Set of tasks
**1)** In the passage on q-ary codes, what does d(x,y) denote?
**2)** Quote the passage on q-ary codes from "where d(x,y) is" to "w nonzero entries.".

Let C be a q-ary code of length n, i.e. a subset of \( \mathbb{F}_q^n \). Let d be the minimum distance of C, i.e.

\( d = \min_{x,y \in C, x \neq y} d(x,y) , \)

where d(x,y) is the Hamming distance between x and y.

Let\( C_q(n,d) \) be the set of all q-ary codes with length n and minimum distance d and let \(C_q(n,d,w) \) denote the set of codes in \(C_q(n,d) \) such that every element has exactly w nonzero entries.

Denote by |C| the number of elements in C. Then, we define A_q(n,d) to be the largest size of a code with length n and minimum distance d:

\( A_q(n,d) = \max_{C \in C_q(n,d)} |C|. \)

Dataset records
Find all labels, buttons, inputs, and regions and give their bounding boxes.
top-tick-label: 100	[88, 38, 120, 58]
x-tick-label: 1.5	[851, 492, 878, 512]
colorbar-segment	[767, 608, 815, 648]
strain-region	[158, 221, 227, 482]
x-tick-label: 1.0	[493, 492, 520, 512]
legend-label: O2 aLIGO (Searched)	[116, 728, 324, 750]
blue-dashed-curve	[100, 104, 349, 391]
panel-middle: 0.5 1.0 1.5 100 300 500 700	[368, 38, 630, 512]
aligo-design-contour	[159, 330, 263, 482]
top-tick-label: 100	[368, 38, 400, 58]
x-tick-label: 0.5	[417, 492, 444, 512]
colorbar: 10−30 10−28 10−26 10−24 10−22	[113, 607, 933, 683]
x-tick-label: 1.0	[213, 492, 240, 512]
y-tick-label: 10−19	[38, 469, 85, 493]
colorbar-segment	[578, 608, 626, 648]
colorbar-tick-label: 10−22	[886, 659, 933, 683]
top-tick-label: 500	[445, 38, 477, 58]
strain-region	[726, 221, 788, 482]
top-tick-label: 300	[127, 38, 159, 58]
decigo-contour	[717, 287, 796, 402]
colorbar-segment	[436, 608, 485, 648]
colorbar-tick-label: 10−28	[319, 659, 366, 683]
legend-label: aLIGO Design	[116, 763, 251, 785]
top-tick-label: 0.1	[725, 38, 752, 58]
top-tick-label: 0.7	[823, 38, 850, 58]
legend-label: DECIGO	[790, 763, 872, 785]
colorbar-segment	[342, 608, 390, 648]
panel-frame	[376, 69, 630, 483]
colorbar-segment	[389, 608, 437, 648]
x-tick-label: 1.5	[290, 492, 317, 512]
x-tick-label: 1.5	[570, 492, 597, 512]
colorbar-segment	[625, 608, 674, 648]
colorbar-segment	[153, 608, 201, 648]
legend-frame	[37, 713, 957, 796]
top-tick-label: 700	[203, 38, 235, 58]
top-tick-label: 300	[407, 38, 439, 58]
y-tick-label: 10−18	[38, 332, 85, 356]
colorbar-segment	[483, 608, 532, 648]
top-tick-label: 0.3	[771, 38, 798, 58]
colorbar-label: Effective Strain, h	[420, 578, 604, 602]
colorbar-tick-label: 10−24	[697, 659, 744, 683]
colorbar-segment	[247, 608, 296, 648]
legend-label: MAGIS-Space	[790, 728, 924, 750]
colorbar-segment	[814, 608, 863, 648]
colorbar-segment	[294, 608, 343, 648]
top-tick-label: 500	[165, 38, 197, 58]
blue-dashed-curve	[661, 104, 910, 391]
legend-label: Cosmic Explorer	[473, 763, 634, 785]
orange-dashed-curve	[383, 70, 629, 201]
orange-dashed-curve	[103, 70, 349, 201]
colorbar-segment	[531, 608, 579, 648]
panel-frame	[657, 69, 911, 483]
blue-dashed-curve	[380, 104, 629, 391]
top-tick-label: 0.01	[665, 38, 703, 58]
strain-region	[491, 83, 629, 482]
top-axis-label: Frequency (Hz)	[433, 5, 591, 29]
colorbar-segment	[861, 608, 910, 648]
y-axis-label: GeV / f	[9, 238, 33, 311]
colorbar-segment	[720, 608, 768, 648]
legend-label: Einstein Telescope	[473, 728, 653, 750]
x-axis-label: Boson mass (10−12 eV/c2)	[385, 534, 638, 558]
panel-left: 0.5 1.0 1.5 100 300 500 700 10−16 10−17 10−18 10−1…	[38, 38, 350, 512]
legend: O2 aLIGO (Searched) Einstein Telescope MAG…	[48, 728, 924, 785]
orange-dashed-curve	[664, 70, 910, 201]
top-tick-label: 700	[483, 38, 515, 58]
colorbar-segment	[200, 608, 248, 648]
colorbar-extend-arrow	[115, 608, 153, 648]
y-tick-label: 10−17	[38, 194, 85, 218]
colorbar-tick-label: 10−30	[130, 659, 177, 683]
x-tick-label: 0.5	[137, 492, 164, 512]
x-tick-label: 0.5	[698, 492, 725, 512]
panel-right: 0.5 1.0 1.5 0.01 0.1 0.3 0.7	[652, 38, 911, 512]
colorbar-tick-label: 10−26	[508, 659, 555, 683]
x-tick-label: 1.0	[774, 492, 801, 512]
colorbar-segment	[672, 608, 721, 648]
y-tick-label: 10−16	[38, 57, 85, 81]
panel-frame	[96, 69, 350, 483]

Solutions to the problems
**1)** The Hamming distance between x and y.

**2)**
where d(x,y) is the Hamming distance between x and y.

Let\( C_q(n,d) \) be the set of all q-ary codes with length n and minimum distance d and let \(C_q(n,d,w) \) denote the set of codes in \(C_q(n,d) \) such that every element has exactly w nonzero entries.